┌────────

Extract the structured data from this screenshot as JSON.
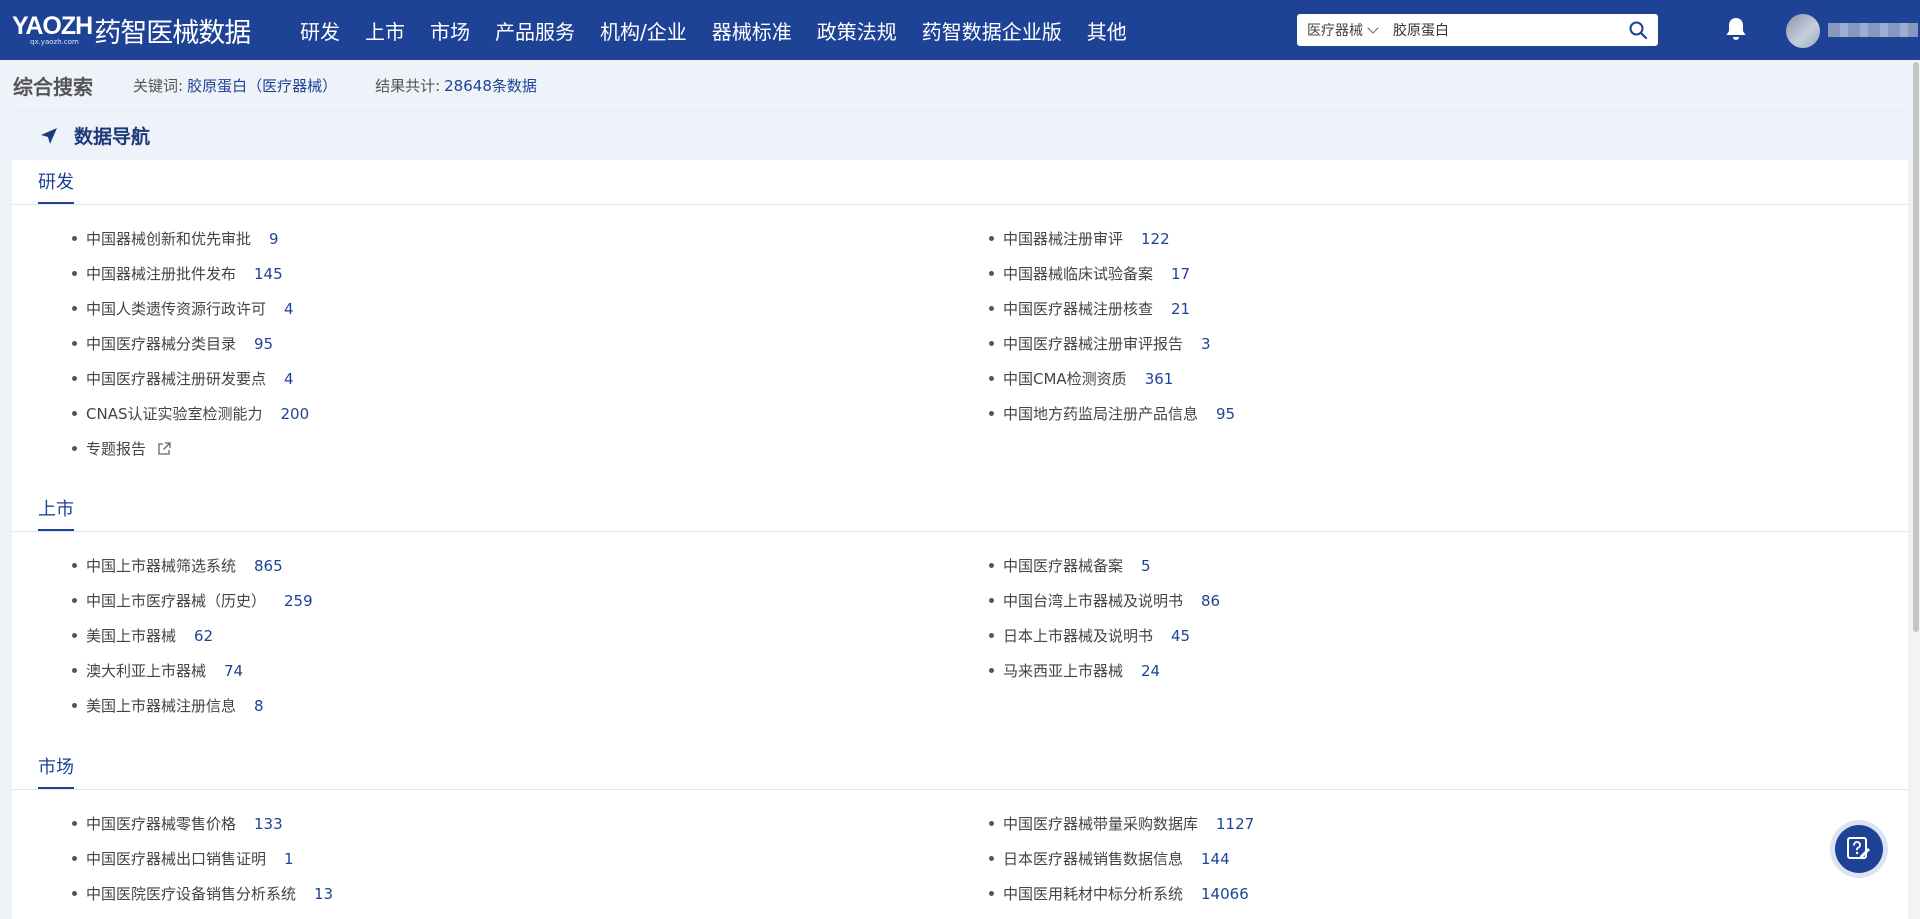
{
  "header": {
    "logo_en": "yaozh",
    "logo_url": "qx.yaozh.com",
    "logo_cn": "药智医械数据",
    "nav": [
      "研发",
      "上市",
      "市场",
      "产品服务",
      "机构/企业",
      "器械标准",
      "政策法规",
      "药智数据企业版",
      "其他"
    ],
    "search": {
      "category": "医疗器械",
      "value": "胶原蛋白"
    }
  },
  "subhead": {
    "title": "综合搜索",
    "keyword_label": "关键词:",
    "keyword_value": "胶原蛋白（医疗器械）",
    "total_label": "结果共计:",
    "total_value": "28648条数据"
  },
  "panel": {
    "title": "数据导航",
    "sections": [
      {
        "name": "研发",
        "items": [
          {
            "label": "中国器械创新和优先审批",
            "count": "9"
          },
          {
            "label": "中国器械注册审评",
            "count": "122"
          },
          {
            "label": "中国器械注册批件发布",
            "count": "145"
          },
          {
            "label": "中国器械临床试验备案",
            "count": "17"
          },
          {
            "label": "中国人类遗传资源行政许可",
            "count": "4"
          },
          {
            "label": "中国医疗器械注册核查",
            "count": "21"
          },
          {
            "label": "中国医疗器械分类目录",
            "count": "95"
          },
          {
            "label": "中国医疗器械注册审评报告",
            "count": "3"
          },
          {
            "label": "中国医疗器械注册研发要点",
            "count": "4"
          },
          {
            "label": "中国CMA检测资质",
            "count": "361"
          },
          {
            "label": "CNAS认证实验室检测能力",
            "count": "200"
          },
          {
            "label": "中国地方药监局注册产品信息",
            "count": "95"
          },
          {
            "label": "专题报告",
            "count": ""
          }
        ]
      },
      {
        "name": "上市",
        "items": [
          {
            "label": "中国上市器械筛选系统",
            "count": "865"
          },
          {
            "label": "中国医疗器械备案",
            "count": "5"
          },
          {
            "label": "中国上市医疗器械（历史）",
            "count": "259"
          },
          {
            "label": "中国台湾上市器械及说明书",
            "count": "86"
          },
          {
            "label": "美国上市器械",
            "count": "62"
          },
          {
            "label": "日本上市器械及说明书",
            "count": "45"
          },
          {
            "label": "澳大利亚上市器械",
            "count": "74"
          },
          {
            "label": "马来西亚上市器械",
            "count": "24"
          },
          {
            "label": "美国上市器械注册信息",
            "count": "8"
          }
        ]
      },
      {
        "name": "市场",
        "items": [
          {
            "label": "中国医疗器械零售价格",
            "count": "133"
          },
          {
            "label": "中国医疗器械带量采购数据库",
            "count": "1127"
          },
          {
            "label": "中国医疗器械出口销售证明",
            "count": "1"
          },
          {
            "label": "日本医疗器械销售数据信息",
            "count": "144"
          },
          {
            "label": "中国医院医疗设备销售分析系统",
            "count": "13"
          },
          {
            "label": "中国医用耗材中标分析系统",
            "count": "14066"
          }
        ]
      }
    ]
  },
  "icons": {
    "search": "search-icon",
    "bell": "bell-icon",
    "nav_arrow": "navigation-arrow-icon",
    "external": "external-link-icon",
    "help": "help-feedback-icon"
  },
  "colors": {
    "brand": "#1e4396",
    "page_bg": "#eef2f9",
    "count": "#1e4396"
  }
}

└────────

Task — Go through the listing above and write it all out exactly, leaving out any picture.

Response to the task —
Extract the structured data from this screenshot as JSON.
{
  "header": {
    "logo_en": "yaozh",
    "logo_url": "qx.yaozh.com",
    "logo_cn": "药智医械数据",
    "nav": [
      "研发",
      "上市",
      "市场",
      "产品服务",
      "机构/企业",
      "器械标准",
      "政策法规",
      "药智数据企业版",
      "其他"
    ],
    "search": {
      "category": "医疗器械",
      "value": "胶原蛋白"
    }
  },
  "subhead": {
    "title": "综合搜索",
    "keyword_label": "关键词:",
    "keyword_value": "胶原蛋白（医疗器械）",
    "total_label": "结果共计:",
    "total_value": "28648条数据"
  },
  "panel": {
    "title": "数据导航",
    "sections": [
      {
        "name": "研发",
        "items": [
          {
            "label": "中国器械创新和优先审批",
            "count": "9"
          },
          {
            "label": "中国器械注册审评",
            "count": "122"
          },
          {
            "label": "中国器械注册批件发布",
            "count": "145"
          },
          {
            "label": "中国器械临床试验备案",
            "count": "17"
          },
          {
            "label": "中国人类遗传资源行政许可",
            "count": "4"
          },
          {
            "label": "中国医疗器械注册核查",
            "count": "21"
          },
          {
            "label": "中国医疗器械分类目录",
            "count": "95"
          },
          {
            "label": "中国医疗器械注册审评报告",
            "count": "3"
          },
          {
            "label": "中国医疗器械注册研发要点",
            "count": "4"
          },
          {
            "label": "中国CMA检测资质",
            "count": "361"
          },
          {
            "label": "CNAS认证实验室检测能力",
            "count": "200"
          },
          {
            "label": "中国地方药监局注册产品信息",
            "count": "95"
          },
          {
            "label": "专题报告",
            "count": ""
          }
        ]
      },
      {
        "name": "上市",
        "items": [
          {
            "label": "中国上市器械筛选系统",
            "count": "865"
          },
          {
            "label": "中国医疗器械备案",
            "count": "5"
          },
          {
            "label": "中国上市医疗器械（历史）",
            "count": "259"
          },
          {
            "label": "中国台湾上市器械及说明书",
            "count": "86"
          },
          {
            "label": "美国上市器械",
            "count": "62"
          },
          {
            "label": "日本上市器械及说明书",
            "count": "45"
          },
          {
            "label": "澳大利亚上市器械",
            "count": "74"
          },
          {
            "label": "马来西亚上市器械",
            "count": "24"
          },
          {
            "label": "美国上市器械注册信息",
            "count": "8"
          }
        ]
      },
      {
        "name": "市场",
        "items": [
          {
            "label": "中国医疗器械零售价格",
            "count": "133"
          },
          {
            "label": "中国医疗器械带量采购数据库",
            "count": "1127"
          },
          {
            "label": "中国医疗器械出口销售证明",
            "count": "1"
          },
          {
            "label": "日本医疗器械销售数据信息",
            "count": "144"
          },
          {
            "label": "中国医院医疗设备销售分析系统",
            "count": "13"
          },
          {
            "label": "中国医用耗材中标分析系统",
            "count": "14066"
          }
        ]
      }
    ]
  },
  "icons": {
    "search": "search-icon",
    "bell": "bell-icon",
    "nav_arrow": "navigation-arrow-icon",
    "external": "external-link-icon",
    "help": "help-feedback-icon"
  },
  "colors": {
    "brand": "#1e4396",
    "page_bg": "#eef2f9",
    "count": "#1e4396"
  }
}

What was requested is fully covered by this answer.